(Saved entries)
_____

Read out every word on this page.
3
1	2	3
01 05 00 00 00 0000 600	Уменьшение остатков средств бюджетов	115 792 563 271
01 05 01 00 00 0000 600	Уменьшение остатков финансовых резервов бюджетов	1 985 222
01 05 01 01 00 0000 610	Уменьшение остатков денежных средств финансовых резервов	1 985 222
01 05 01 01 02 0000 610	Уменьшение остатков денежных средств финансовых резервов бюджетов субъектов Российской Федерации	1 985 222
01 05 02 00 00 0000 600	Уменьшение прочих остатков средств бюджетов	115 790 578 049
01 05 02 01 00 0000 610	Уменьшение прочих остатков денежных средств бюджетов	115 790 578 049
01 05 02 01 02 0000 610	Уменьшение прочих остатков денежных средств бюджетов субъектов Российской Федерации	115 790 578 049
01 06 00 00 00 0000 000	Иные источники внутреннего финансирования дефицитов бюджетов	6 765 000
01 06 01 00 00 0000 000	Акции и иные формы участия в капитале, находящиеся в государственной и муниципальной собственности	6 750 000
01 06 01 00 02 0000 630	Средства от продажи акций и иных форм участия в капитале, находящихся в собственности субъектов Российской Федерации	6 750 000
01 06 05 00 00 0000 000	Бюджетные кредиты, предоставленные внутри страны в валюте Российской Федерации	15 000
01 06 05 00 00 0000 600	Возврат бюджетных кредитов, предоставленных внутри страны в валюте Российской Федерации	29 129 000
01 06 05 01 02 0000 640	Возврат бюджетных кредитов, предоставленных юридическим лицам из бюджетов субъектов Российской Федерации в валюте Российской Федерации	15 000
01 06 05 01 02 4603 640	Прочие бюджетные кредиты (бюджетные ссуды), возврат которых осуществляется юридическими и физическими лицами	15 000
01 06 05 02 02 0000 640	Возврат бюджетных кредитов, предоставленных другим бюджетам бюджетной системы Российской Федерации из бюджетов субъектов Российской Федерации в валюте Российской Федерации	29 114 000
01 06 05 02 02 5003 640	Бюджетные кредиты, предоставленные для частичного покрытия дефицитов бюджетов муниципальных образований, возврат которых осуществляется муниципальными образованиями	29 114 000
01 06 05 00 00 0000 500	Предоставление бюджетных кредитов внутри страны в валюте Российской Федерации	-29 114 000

_____

■ **WORK TO BE COMPLETED**
Using the exact wording, write out all of the records.

■ **CORRECT RESULT**
Read out every word on this page.
3
1	2	3
01 05 00 00 00 0000 600	Уменьшение остатков средств бюджетов	115 792 563 271
01 05 01 00 00 0000 600	Уменьшение остатков финансовых резервов бюджетов	1 985 222
01 05 01 01 00 0000 610	Уменьшение остатков денежных средств финансовых резервов	1 985 222
01 05 01 01 02 0000 610	Уменьшение остатков денежных средств финансовых резервов бюджетов субъектов Российской Федерации	1 985 222
01 05 02 00 00 0000 600	Уменьшение прочих остатков средств бюджетов	115 790 578 049
01 05 02 01 00 0000 610	Уменьшение прочих остатков денежных средств бюджетов	115 790 578 049
01 05 02 01 02 0000 610	Уменьшение прочих остатков денежных средств бюджетов субъектов Российской Федерации	115 790 578 049
01 06 00 00 00 0000 000	Иные источники внутреннего финансирования дефицитов бюджетов	6 765 000
01 06 01 00 00 0000 000	Акции и иные формы участия в капитале, находящиеся в государственной и муниципальной собственности	6 750 000
01 06 01 00 02 0000 630	Средства от продажи акций и иных форм участия в капитале, находящихся в собственности субъектов Российской Федерации	6 750 000
01 06 05 00 00 0000 000	Бюджетные кредиты, предоставленные внутри страны в валюте Российской Федерации	15 000
01 06 05 00 00 0000 600	Возврат бюджетных кредитов, предоставленных внутри страны в валюте Российской Федерации	29 129 000
01 06 05 01 02 0000 640	Возврат бюджетных кредитов, предоставленных юридическим лицам из бюджетов субъектов Российской Федерации в валюте Российской Федерации	15 000
01 06 05 01 02 4603 640	Прочие бюджетные кредиты (бюджетные ссуды), возврат которых осуществляется юридическими и физическими лицами	15 000
01 06 05 02 02 0000 640	Возврат бюджетных кредитов, предоставленных другим бюджетам бюджетной системы Российской Федерации из бюджетов субъектов Российской Федерации в валюте Российской Федерации	29 114 000
01 06 05 02 02 5003 640	Бюджетные кредиты, предоставленные для частичного покрытия дефицитов бюджетов муниципальных образований, возврат которых осуществляется муниципальными образованиями	29 114 000
01 06 05 00 00 0000 500	Предоставление бюджетных кредитов внутри страны в валюте Российской Федерации	-29 114 000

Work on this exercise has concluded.